§ THE PROBLEM
Copy out the data below verbatim.

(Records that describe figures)
- - - - - - -

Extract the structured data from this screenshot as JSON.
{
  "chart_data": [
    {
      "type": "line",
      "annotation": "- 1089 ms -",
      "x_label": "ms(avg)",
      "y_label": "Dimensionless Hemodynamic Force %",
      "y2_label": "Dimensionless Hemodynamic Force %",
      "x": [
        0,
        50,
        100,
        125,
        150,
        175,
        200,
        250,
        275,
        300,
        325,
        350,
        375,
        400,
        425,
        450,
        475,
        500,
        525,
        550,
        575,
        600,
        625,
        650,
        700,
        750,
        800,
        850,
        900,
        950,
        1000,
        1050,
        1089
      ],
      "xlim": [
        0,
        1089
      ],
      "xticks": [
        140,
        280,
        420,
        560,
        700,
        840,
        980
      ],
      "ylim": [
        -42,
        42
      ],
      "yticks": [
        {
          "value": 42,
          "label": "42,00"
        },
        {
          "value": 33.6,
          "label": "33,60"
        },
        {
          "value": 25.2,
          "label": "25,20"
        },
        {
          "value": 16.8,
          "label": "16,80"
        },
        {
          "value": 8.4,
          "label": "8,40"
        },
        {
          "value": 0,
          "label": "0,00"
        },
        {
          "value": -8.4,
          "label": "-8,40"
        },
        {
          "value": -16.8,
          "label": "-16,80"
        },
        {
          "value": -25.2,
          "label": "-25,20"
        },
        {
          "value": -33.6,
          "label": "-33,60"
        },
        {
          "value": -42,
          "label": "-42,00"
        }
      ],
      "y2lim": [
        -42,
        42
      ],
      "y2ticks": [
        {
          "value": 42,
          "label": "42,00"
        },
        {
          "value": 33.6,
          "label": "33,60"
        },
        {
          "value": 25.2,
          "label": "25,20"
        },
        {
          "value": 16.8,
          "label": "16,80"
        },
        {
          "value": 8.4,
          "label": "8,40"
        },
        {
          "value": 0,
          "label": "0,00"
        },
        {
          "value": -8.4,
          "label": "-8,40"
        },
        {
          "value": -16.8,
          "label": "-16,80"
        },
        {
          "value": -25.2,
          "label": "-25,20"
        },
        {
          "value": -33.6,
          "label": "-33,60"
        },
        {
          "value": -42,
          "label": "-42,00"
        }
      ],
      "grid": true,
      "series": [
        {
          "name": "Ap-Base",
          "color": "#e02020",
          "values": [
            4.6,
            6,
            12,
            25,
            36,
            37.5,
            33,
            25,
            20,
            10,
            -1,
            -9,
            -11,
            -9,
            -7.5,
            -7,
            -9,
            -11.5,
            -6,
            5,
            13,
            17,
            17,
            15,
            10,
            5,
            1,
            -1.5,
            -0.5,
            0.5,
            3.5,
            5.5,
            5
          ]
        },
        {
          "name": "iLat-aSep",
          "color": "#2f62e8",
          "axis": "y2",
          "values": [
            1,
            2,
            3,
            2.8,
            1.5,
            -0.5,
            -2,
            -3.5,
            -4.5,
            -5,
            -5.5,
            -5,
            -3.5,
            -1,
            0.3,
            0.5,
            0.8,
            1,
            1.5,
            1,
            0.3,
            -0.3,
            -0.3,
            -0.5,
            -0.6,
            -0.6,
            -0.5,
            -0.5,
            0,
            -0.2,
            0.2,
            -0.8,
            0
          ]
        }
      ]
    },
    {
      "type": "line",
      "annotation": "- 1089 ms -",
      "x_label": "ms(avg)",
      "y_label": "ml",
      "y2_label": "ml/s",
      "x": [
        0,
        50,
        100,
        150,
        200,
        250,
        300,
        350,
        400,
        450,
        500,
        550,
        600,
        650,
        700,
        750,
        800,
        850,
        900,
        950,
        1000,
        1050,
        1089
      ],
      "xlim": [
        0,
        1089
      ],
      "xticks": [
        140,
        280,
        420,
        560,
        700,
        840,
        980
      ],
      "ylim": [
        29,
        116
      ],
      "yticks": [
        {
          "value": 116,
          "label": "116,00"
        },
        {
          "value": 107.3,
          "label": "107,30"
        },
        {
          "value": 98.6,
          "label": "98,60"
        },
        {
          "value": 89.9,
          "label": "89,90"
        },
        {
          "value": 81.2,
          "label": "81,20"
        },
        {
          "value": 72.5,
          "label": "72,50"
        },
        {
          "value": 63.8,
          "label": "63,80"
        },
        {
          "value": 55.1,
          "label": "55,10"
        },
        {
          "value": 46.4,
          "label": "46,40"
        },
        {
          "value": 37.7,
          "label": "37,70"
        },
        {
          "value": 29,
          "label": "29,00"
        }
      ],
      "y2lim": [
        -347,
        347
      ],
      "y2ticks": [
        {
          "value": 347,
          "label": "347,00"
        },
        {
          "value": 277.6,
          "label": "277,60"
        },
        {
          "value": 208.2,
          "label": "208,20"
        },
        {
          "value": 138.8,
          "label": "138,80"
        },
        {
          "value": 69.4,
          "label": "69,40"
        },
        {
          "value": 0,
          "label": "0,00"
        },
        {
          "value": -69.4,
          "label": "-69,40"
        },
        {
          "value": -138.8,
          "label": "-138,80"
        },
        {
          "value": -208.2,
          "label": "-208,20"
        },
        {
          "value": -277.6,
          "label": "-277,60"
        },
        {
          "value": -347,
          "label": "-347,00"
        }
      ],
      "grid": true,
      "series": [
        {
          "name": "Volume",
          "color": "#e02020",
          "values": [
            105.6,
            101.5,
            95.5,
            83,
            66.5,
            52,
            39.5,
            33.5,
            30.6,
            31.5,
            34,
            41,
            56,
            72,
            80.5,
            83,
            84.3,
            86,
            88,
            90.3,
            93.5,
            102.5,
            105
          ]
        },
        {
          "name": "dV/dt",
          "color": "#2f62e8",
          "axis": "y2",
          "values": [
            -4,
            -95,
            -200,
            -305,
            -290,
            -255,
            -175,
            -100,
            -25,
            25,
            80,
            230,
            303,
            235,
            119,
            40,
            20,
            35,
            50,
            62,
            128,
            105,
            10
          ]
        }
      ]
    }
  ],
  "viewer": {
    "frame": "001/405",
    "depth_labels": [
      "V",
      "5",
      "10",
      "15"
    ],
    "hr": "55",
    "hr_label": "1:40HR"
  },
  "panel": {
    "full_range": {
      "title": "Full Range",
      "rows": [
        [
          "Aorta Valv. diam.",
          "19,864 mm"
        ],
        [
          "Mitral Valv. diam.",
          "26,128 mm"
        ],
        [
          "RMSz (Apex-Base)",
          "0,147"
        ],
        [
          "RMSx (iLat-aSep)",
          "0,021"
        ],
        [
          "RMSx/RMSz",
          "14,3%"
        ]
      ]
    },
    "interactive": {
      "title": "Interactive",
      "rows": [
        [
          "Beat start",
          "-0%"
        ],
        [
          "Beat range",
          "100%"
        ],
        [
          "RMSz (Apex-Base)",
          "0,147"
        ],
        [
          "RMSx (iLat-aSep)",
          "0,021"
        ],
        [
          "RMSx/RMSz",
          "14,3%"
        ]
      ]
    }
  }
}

- - - - - - -

§ EXERCISE OUTPUT
Extract the structured data from this screenshot as JSON.
{
  "chart_data": [
    {
      "type": "line",
      "annotation": "- 1089 ms -",
      "x_label": "ms(avg)",
      "y_label": "Dimensionless Hemodynamic Force %",
      "y2_label": "Dimensionless Hemodynamic Force %",
      "x": [
        0,
        50,
        100,
        125,
        150,
        175,
        200,
        250,
        275,
        300,
        325,
        350,
        375,
        400,
        425,
        450,
        475,
        500,
        525,
        550,
        575,
        600,
        625,
        650,
        700,
        750,
        800,
        850,
        900,
        950,
        1000,
        1050,
        1089
      ],
      "xlim": [
        0,
        1089
      ],
      "xticks": [
        140,
        280,
        420,
        560,
        700,
        840,
        980
      ],
      "ylim": [
        -42,
        42
      ],
      "yticks": [
        {
          "value": 42,
          "label": "42,00"
        },
        {
          "value": 33.6,
          "label": "33,60"
        },
        {
          "value": 25.2,
          "label": "25,20"
        },
        {
          "value": 16.8,
          "label": "16,80"
        },
        {
          "value": 8.4,
          "label": "8,40"
        },
        {
          "value": 0,
          "label": "0,00"
        },
        {
          "value": -8.4,
          "label": "-8,40"
        },
        {
          "value": -16.8,
          "label": "-16,80"
        },
        {
          "value": -25.2,
          "label": "-25,20"
        },
        {
          "value": -33.6,
          "label": "-33,60"
        },
        {
          "value": -42,
          "label": "-42,00"
        }
      ],
      "y2lim": [
        -42,
        42
      ],
      "y2ticks": [
        {
          "value": 42,
          "label": "42,00"
        },
        {
          "value": 33.6,
          "label": "33,60"
        },
        {
          "value": 25.2,
          "label": "25,20"
        },
        {
          "value": 16.8,
          "label": "16,80"
        },
        {
          "value": 8.4,
          "label": "8,40"
        },
        {
          "value": 0,
          "label": "0,00"
        },
        {
          "value": -8.4,
          "label": "-8,40"
        },
        {
          "value": -16.8,
          "label": "-16,80"
        },
        {
          "value": -25.2,
          "label": "-25,20"
        },
        {
          "value": -33.6,
          "label": "-33,60"
        },
        {
          "value": -42,
          "label": "-42,00"
        }
      ],
      "grid": true,
      "series": [
        {
          "name": "Ap-Base",
          "color": "#e02020",
          "values": [
            4.6,
            6,
            12,
            25,
            36,
            37.5,
            33,
            25,
            20,
            10,
            -1,
            -9,
            -11,
            -9,
            -7.5,
            -7,
            -9,
            -11.5,
            -6,
            5,
            13,
            17,
            17,
            15,
            10,
            5,
            1,
            -1.5,
            -0.5,
            0.5,
            3.5,
            5.5,
            5
          ]
        },
        {
          "name": "iLat-aSep",
          "color": "#2f62e8",
          "axis": "y2",
          "values": [
            1,
            2,
            3,
            2.8,
            1.5,
            -0.5,
            -2,
            -3.5,
            -4.5,
            -5,
            -5.5,
            -5,
            -3.5,
            -1,
            0.3,
            0.5,
            0.8,
            1,
            1.5,
            1,
            0.3,
            -0.3,
            -0.3,
            -0.5,
            -0.6,
            -0.6,
            -0.5,
            -0.5,
            0,
            -0.2,
            0.2,
            -0.8,
            0
          ]
        }
      ]
    },
    {
      "type": "line",
      "annotation": "- 1089 ms -",
      "x_label": "ms(avg)",
      "y_label": "ml",
      "y2_label": "ml/s",
      "x": [
        0,
        50,
        100,
        150,
        200,
        250,
        300,
        350,
        400,
        450,
        500,
        550,
        600,
        650,
        700,
        750,
        800,
        850,
        900,
        950,
        1000,
        1050,
        1089
      ],
      "xlim": [
        0,
        1089
      ],
      "xticks": [
        140,
        280,
        420,
        560,
        700,
        840,
        980
      ],
      "ylim": [
        29,
        116
      ],
      "yticks": [
        {
          "value": 116,
          "label": "116,00"
        },
        {
          "value": 107.3,
          "label": "107,30"
        },
        {
          "value": 98.6,
          "label": "98,60"
        },
        {
          "value": 89.9,
          "label": "89,90"
        },
        {
          "value": 81.2,
          "label": "81,20"
        },
        {
          "value": 72.5,
          "label": "72,50"
        },
        {
          "value": 63.8,
          "label": "63,80"
        },
        {
          "value": 55.1,
          "label": "55,10"
        },
        {
          "value": 46.4,
          "label": "46,40"
        },
        {
          "value": 37.7,
          "label": "37,70"
        },
        {
          "value": 29,
          "label": "29,00"
        }
      ],
      "y2lim": [
        -347,
        347
      ],
      "y2ticks": [
        {
          "value": 347,
          "label": "347,00"
        },
        {
          "value": 277.6,
          "label": "277,60"
        },
        {
          "value": 208.2,
          "label": "208,20"
        },
        {
          "value": 138.8,
          "label": "138,80"
        },
        {
          "value": 69.4,
          "label": "69,40"
        },
        {
          "value": 0,
          "label": "0,00"
        },
        {
          "value": -69.4,
          "label": "-69,40"
        },
        {
          "value": -138.8,
          "label": "-138,80"
        },
        {
          "value": -208.2,
          "label": "-208,20"
        },
        {
          "value": -277.6,
          "label": "-277,60"
        },
        {
          "value": -347,
          "label": "-347,00"
        }
      ],
      "grid": true,
      "series": [
        {
          "name": "Volume",
          "color": "#e02020",
          "values": [
            105.6,
            101.5,
            95.5,
            83,
            66.5,
            52,
            39.5,
            33.5,
            30.6,
            31.5,
            34,
            41,
            56,
            72,
            80.5,
            83,
            84.3,
            86,
            88,
            90.3,
            93.5,
            102.5,
            105
          ]
        },
        {
          "name": "dV/dt",
          "color": "#2f62e8",
          "axis": "y2",
          "values": [
            -4,
            -95,
            -200,
            -305,
            -290,
            -255,
            -175,
            -100,
            -25,
            25,
            80,
            230,
            303,
            235,
            119,
            40,
            20,
            35,
            50,
            62,
            128,
            105,
            10
          ]
        }
      ]
    }
  ],
  "viewer": {
    "frame": "001/405",
    "depth_labels": [
      "V",
      "5",
      "10",
      "15"
    ],
    "hr": "55",
    "hr_label": "1:40HR"
  },
  "panel": {
    "full_range": {
      "title": "Full Range",
      "rows": [
        [
          "Aorta Valv. diam.",
          "19,864 mm"
        ],
        [
          "Mitral Valv. diam.",
          "26,128 mm"
        ],
        [
          "RMSz (Apex-Base)",
          "0,147"
        ],
        [
          "RMSx (iLat-aSep)",
          "0,021"
        ],
        [
          "RMSx/RMSz",
          "14,3%"
        ]
      ]
    },
    "interactive": {
      "title": "Interactive",
      "rows": [
        [
          "Beat start",
          "-0%"
        ],
        [
          "Beat range",
          "100%"
        ],
        [
          "RMSz (Apex-Base)",
          "0,147"
        ],
        [
          "RMSx (iLat-aSep)",
          "0,021"
        ],
        [
          "RMSx/RMSz",
          "14,3%"
        ]
      ]
    }
  }
}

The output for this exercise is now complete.